Scan the data below for lines containing the string "Serum" and give only how many there are.

(Page and application data records)
________

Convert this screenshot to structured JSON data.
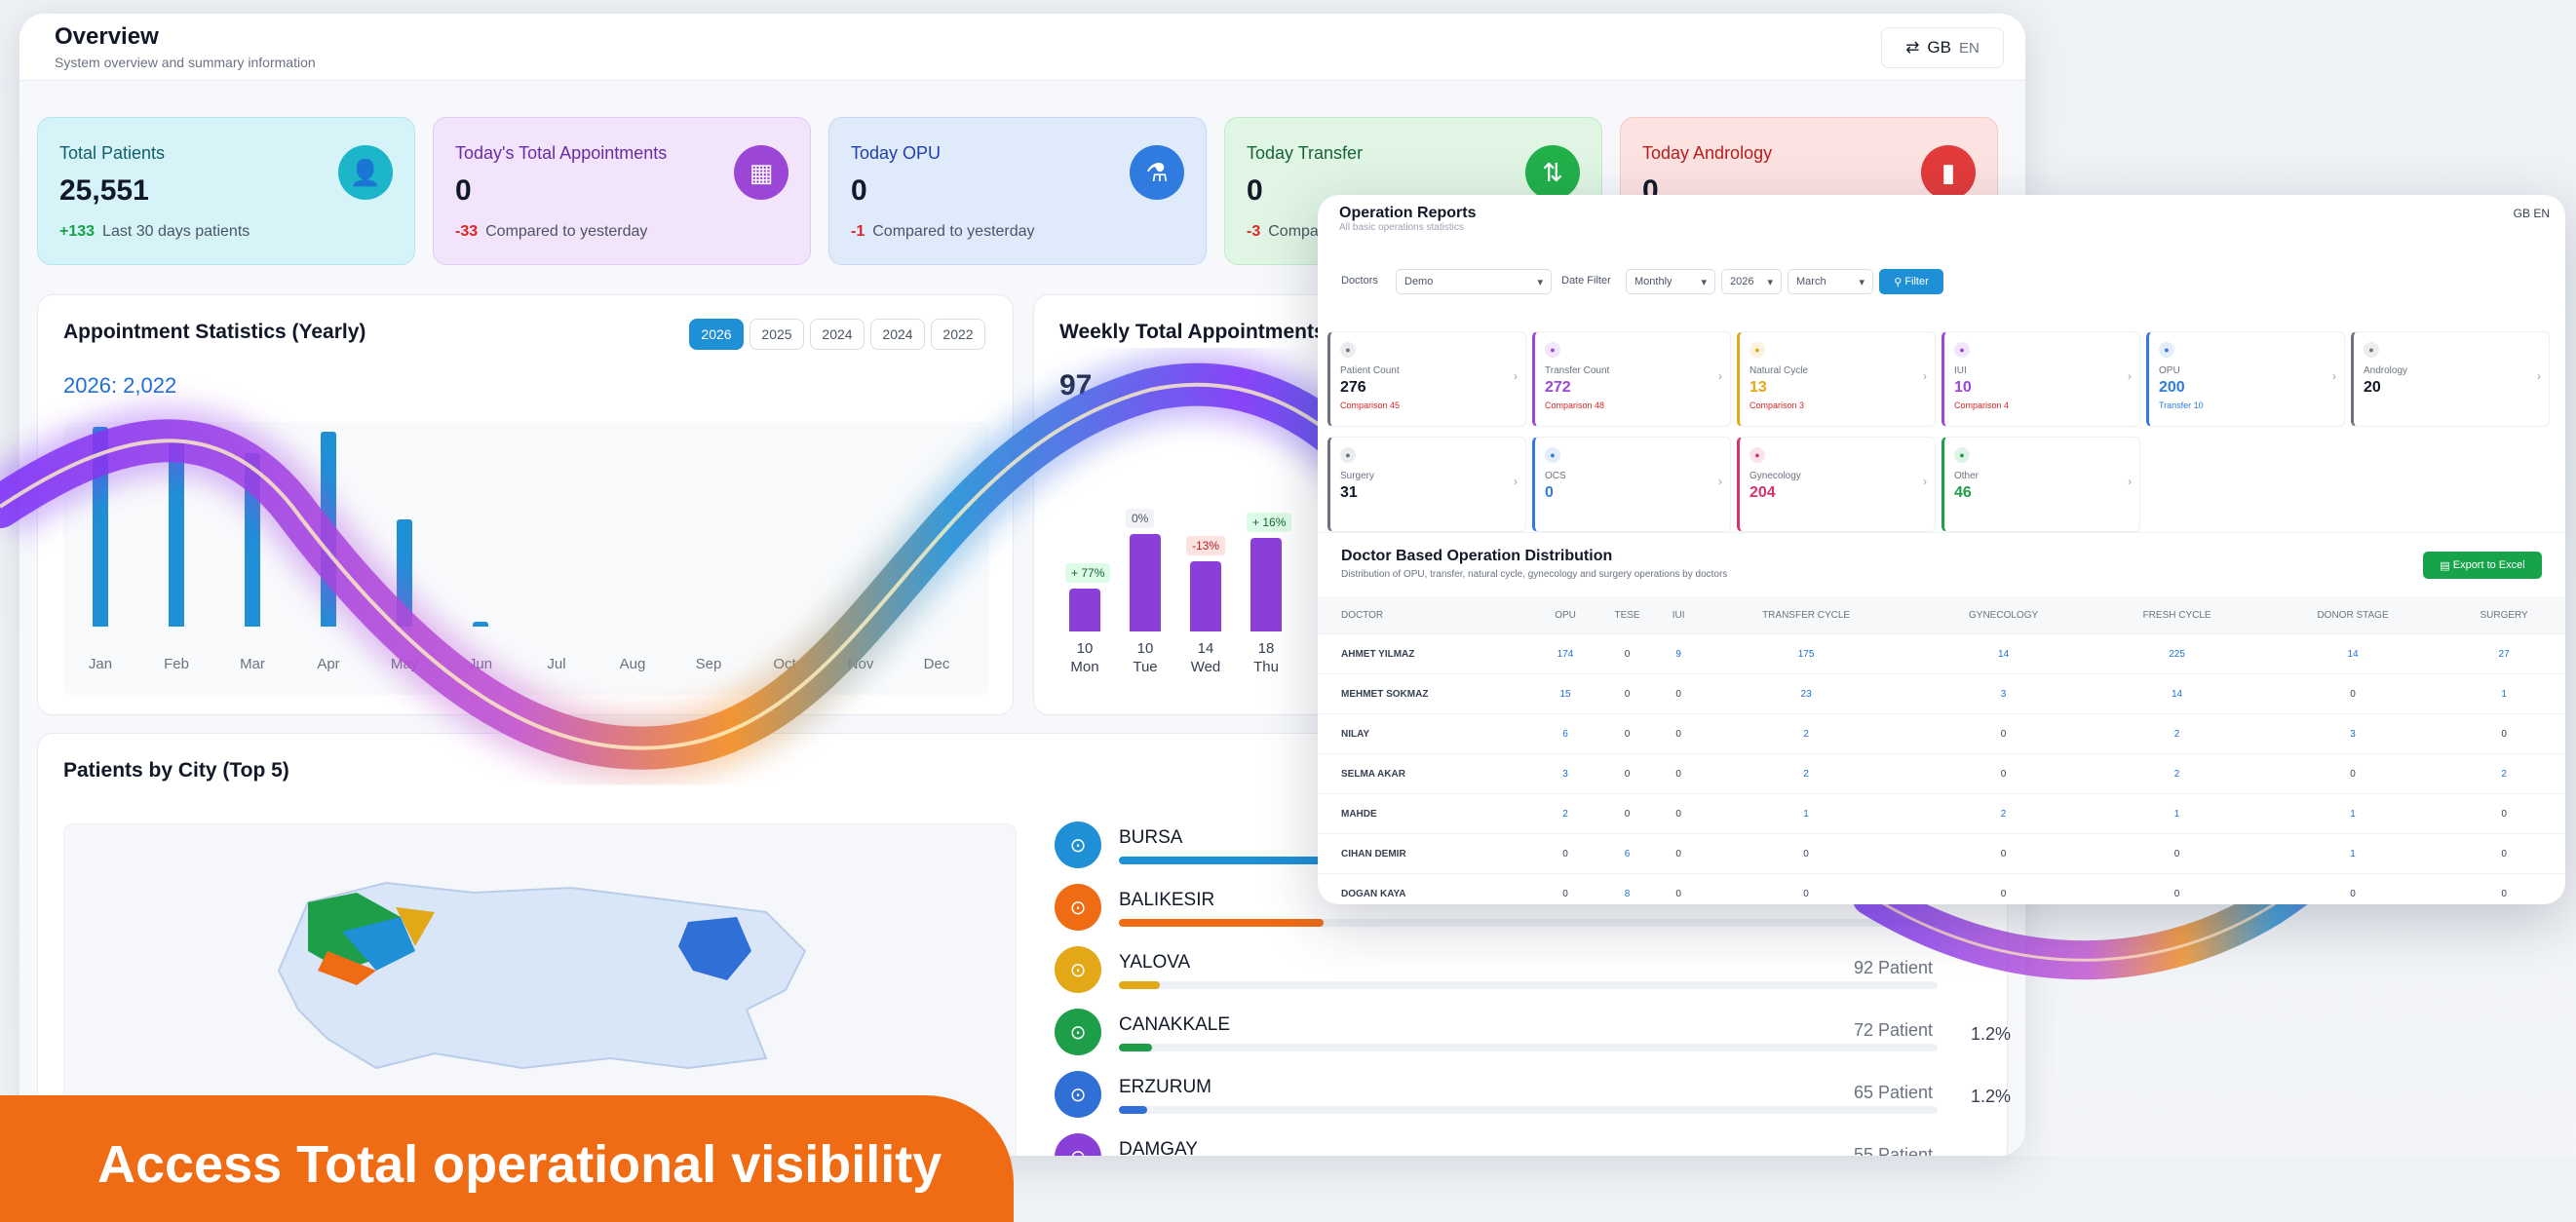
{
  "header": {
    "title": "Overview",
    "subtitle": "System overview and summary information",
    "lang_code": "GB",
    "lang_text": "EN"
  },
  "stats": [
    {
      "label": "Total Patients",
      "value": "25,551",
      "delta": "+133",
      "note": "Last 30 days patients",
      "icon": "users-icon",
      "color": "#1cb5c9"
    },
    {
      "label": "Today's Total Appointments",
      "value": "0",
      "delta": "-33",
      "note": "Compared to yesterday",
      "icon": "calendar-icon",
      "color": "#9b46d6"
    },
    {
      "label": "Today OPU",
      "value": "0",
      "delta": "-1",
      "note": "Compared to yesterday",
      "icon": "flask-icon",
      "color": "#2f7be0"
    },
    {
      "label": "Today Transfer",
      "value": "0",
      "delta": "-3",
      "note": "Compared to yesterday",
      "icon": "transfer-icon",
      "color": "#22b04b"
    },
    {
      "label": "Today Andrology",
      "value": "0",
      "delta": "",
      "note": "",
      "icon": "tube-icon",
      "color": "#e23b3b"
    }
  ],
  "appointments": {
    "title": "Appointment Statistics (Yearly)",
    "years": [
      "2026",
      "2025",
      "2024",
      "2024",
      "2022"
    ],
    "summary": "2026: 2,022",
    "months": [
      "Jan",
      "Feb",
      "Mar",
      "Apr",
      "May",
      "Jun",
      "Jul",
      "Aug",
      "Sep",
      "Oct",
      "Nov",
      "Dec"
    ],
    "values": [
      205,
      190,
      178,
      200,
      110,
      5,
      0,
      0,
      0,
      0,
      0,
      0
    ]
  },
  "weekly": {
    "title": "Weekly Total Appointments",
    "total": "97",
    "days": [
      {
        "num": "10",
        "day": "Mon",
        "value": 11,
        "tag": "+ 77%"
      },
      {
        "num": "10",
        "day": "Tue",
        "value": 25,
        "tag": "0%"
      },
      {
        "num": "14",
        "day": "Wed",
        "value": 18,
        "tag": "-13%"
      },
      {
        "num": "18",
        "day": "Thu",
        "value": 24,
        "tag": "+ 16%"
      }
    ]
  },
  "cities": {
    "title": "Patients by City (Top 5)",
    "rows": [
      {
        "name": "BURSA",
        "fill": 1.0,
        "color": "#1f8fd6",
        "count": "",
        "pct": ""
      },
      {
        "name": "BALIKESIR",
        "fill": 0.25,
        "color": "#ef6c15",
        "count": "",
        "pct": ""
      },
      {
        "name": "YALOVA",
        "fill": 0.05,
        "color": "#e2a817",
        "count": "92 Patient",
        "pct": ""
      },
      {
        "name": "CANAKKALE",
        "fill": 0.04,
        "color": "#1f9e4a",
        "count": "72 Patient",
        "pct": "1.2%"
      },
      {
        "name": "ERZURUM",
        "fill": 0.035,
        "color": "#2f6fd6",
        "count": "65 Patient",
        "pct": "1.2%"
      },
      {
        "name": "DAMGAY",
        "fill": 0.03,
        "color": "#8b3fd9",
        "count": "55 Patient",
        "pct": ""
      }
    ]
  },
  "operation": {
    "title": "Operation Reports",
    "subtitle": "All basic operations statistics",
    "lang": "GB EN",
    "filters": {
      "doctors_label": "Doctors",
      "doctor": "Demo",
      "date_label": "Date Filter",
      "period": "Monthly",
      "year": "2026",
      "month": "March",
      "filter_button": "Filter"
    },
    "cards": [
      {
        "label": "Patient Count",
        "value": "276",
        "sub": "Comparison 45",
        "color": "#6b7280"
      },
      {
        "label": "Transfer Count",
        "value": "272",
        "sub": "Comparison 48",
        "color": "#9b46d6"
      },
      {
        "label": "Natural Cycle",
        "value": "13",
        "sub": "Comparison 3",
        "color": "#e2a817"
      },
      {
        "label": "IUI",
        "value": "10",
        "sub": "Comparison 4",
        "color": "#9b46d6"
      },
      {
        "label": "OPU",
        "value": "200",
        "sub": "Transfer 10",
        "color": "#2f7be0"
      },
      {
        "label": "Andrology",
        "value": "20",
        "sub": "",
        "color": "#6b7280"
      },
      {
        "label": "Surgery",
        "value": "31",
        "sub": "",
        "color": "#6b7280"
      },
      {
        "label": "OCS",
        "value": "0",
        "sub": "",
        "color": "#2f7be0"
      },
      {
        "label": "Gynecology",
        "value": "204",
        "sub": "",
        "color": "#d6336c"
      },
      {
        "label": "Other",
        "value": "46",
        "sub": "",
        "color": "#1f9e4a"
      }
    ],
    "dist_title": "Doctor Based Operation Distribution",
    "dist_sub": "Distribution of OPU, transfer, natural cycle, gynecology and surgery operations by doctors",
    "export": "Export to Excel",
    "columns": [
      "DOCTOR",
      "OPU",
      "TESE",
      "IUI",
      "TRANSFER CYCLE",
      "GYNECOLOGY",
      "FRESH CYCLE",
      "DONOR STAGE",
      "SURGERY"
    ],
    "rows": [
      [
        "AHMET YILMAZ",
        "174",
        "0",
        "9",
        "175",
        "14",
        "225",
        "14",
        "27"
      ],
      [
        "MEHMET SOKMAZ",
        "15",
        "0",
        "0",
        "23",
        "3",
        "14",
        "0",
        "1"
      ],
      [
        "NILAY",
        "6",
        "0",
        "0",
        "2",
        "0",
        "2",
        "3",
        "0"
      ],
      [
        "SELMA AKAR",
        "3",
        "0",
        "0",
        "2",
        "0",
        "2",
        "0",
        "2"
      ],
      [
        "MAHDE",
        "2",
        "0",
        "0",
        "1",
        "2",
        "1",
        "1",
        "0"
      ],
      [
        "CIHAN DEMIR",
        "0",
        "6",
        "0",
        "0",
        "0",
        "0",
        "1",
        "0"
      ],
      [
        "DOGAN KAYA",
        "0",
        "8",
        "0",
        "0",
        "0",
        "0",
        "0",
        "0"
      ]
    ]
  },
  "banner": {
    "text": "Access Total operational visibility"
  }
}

________

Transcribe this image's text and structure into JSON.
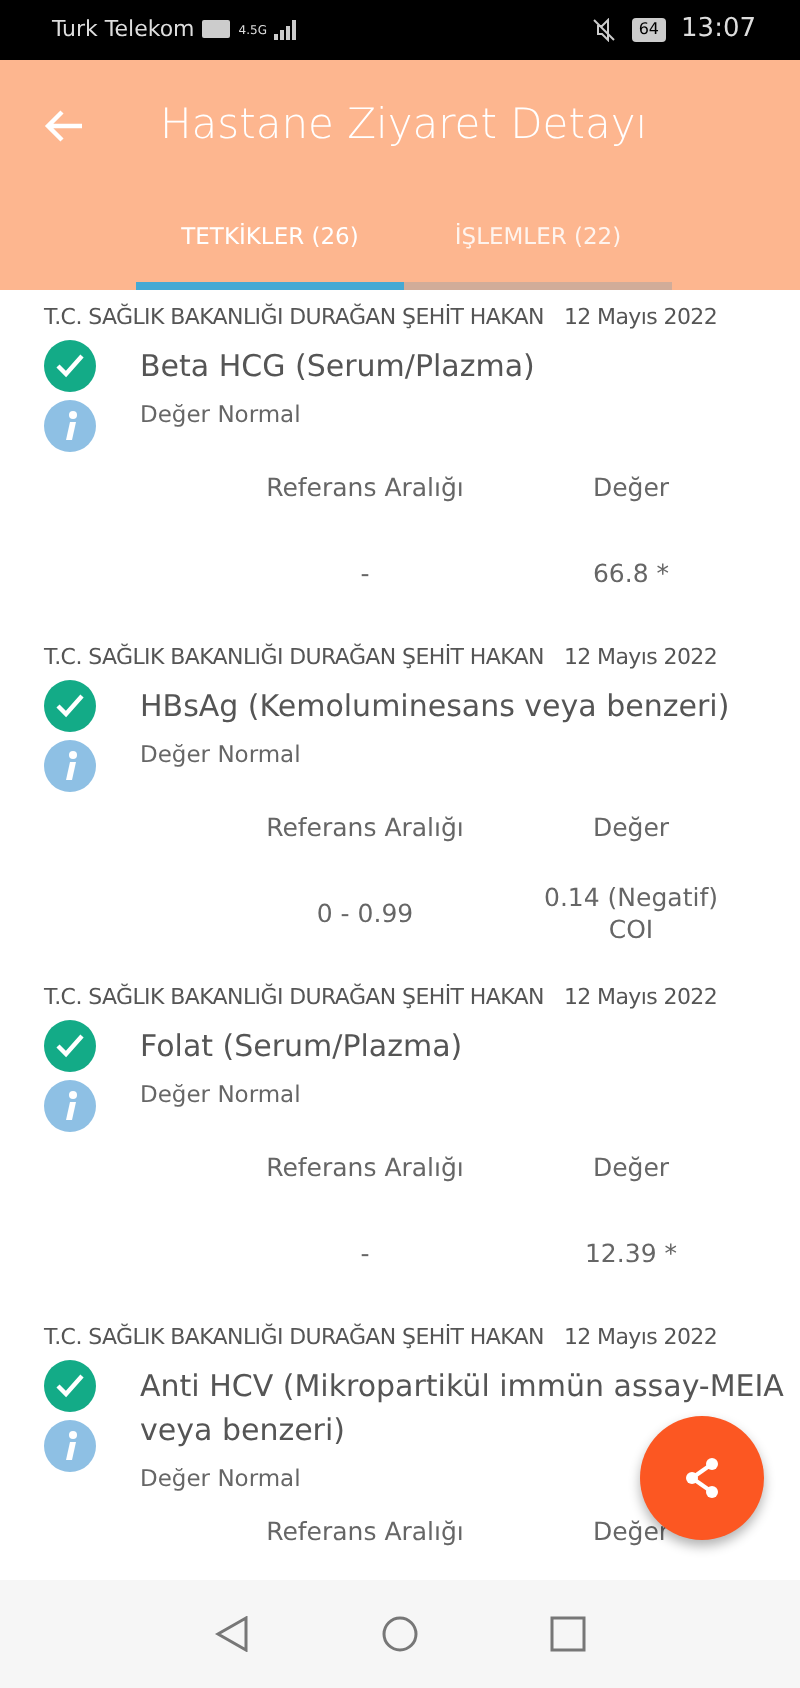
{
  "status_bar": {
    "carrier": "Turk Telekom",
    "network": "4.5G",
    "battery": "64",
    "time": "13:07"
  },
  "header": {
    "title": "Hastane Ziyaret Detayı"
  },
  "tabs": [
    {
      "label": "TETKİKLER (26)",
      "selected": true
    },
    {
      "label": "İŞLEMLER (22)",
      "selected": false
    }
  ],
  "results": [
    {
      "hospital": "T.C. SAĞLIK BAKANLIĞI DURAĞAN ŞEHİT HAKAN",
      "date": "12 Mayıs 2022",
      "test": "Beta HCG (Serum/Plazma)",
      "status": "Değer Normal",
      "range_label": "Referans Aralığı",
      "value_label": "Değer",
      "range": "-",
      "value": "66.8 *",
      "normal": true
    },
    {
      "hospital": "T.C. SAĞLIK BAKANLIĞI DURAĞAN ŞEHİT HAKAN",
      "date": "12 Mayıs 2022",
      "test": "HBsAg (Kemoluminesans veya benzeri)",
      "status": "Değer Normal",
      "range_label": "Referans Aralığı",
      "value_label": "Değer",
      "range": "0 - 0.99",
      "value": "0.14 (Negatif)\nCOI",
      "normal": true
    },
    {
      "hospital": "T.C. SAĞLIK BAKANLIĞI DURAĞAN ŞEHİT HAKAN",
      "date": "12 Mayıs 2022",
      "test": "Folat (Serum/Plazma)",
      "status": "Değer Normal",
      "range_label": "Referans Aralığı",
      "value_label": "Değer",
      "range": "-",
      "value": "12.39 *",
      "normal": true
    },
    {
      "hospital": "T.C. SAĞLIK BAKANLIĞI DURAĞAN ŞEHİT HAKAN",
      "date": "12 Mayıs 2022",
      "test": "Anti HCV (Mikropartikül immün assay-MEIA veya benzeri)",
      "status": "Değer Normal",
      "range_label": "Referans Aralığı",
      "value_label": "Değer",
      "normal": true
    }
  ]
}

________

*Expected answer*
2